Some records
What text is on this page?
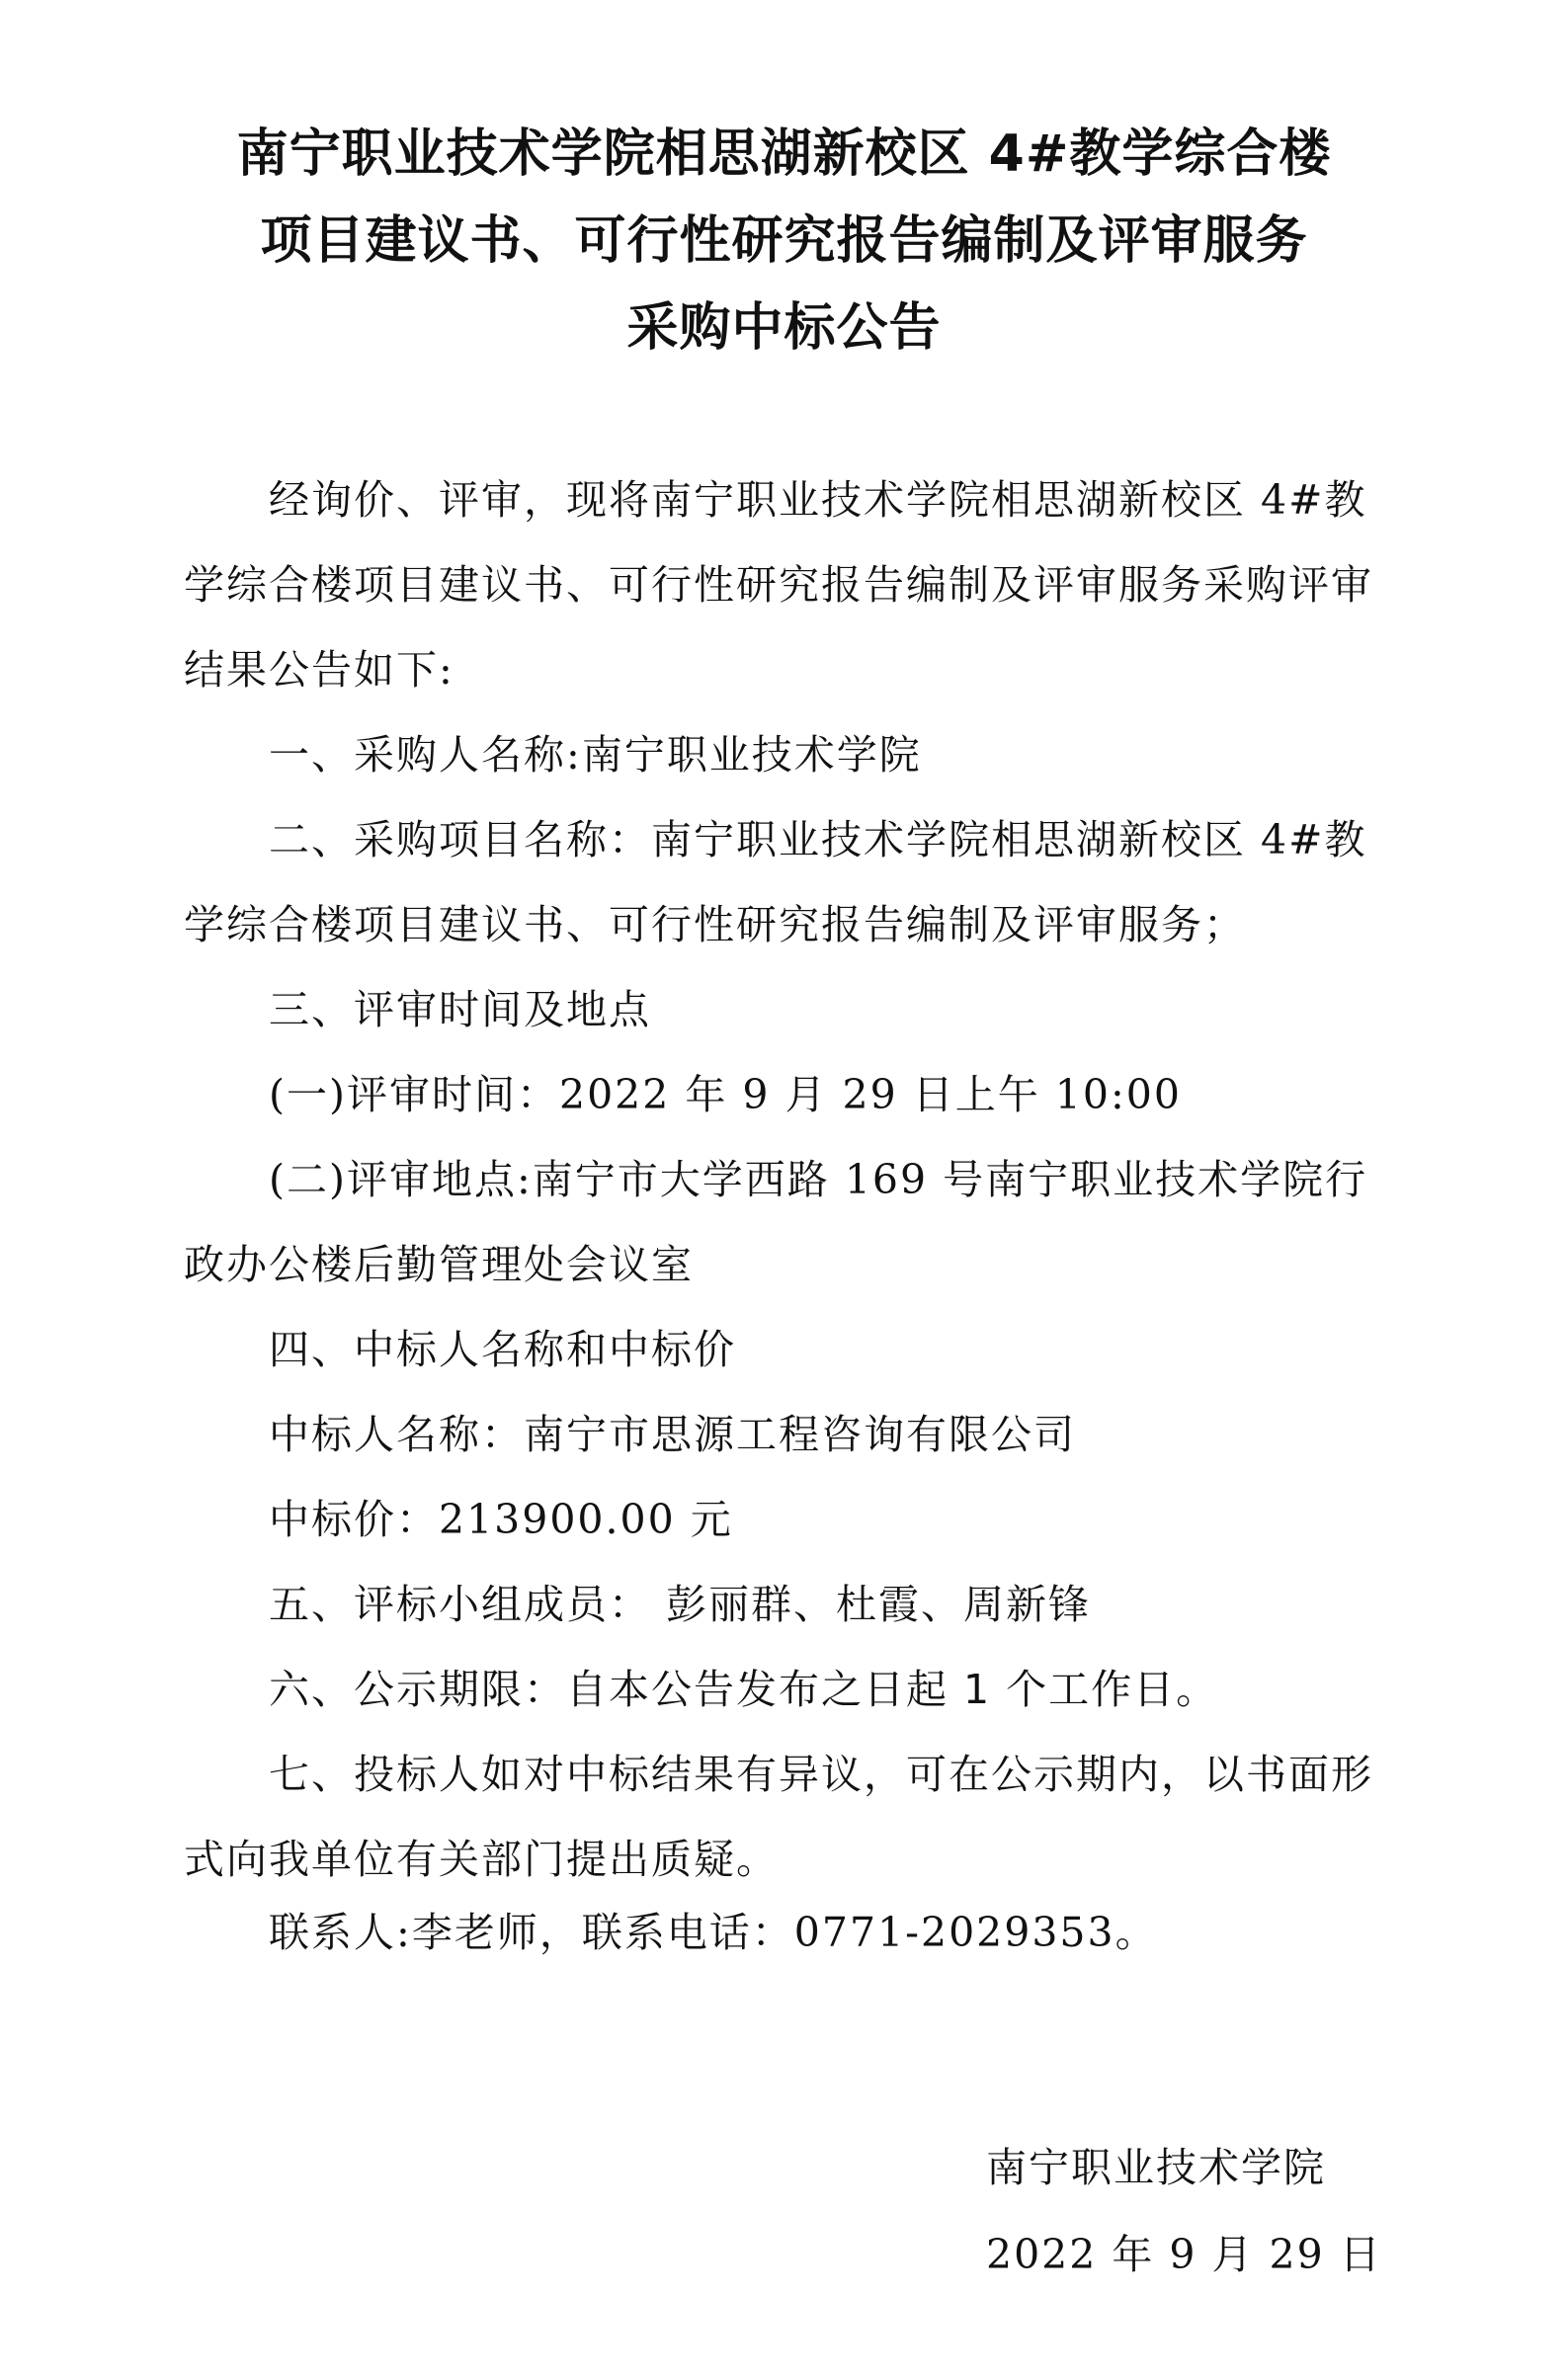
南宁职业技术学院相思湖新校区 4#教学综合楼
项目建议书、可行性研究报告编制及评审服务
采购中标公告

经询价、评审，现将南宁职业技术学院相思湖新校区 4#教学综合楼项目建议书、可行性研究报告编制及评审服务采购评审结果公告如下:

一、采购人名称:南宁职业技术学院

二、采购项目名称：南宁职业技术学院相思湖新校区 4#教学综合楼项目建议书、可行性研究报告编制及评审服务；

三、评审时间及地点

(一)评审时间：2022 年 9 月 29 日上午 10:00

(二)评审地点:南宁市大学西路 169 号南宁职业技术学院行政办公楼后勤管理处会议室

四、中标人名称和中标价

中标人名称：南宁市思源工程咨询有限公司

中标价：213900.00 元

五、评标小组成员： 彭丽群、杜霞、周新锋

六、公示期限：自本公告发布之日起 1 个工作日。

七、投标人如对中标结果有异议，可在公示期内，以书面形式向我单位有关部门提出质疑。

联系人:李老师，联系电话：0771-2029353。

南宁职业技术学院
2022 年 9 月 29 日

#### The task
Extract every line containing the string "教学综合楼项目建议书" from the material.

#### Exercise answer
经询价、评审，现将南宁职业技术学院相思湖新校区 4#教学综合楼项目建议书、可行性研究报告编制及评审服务采购评审结果公告如下:
二、采购项目名称：南宁职业技术学院相思湖新校区 4#教学综合楼项目建议书、可行性研究报告编制及评审服务；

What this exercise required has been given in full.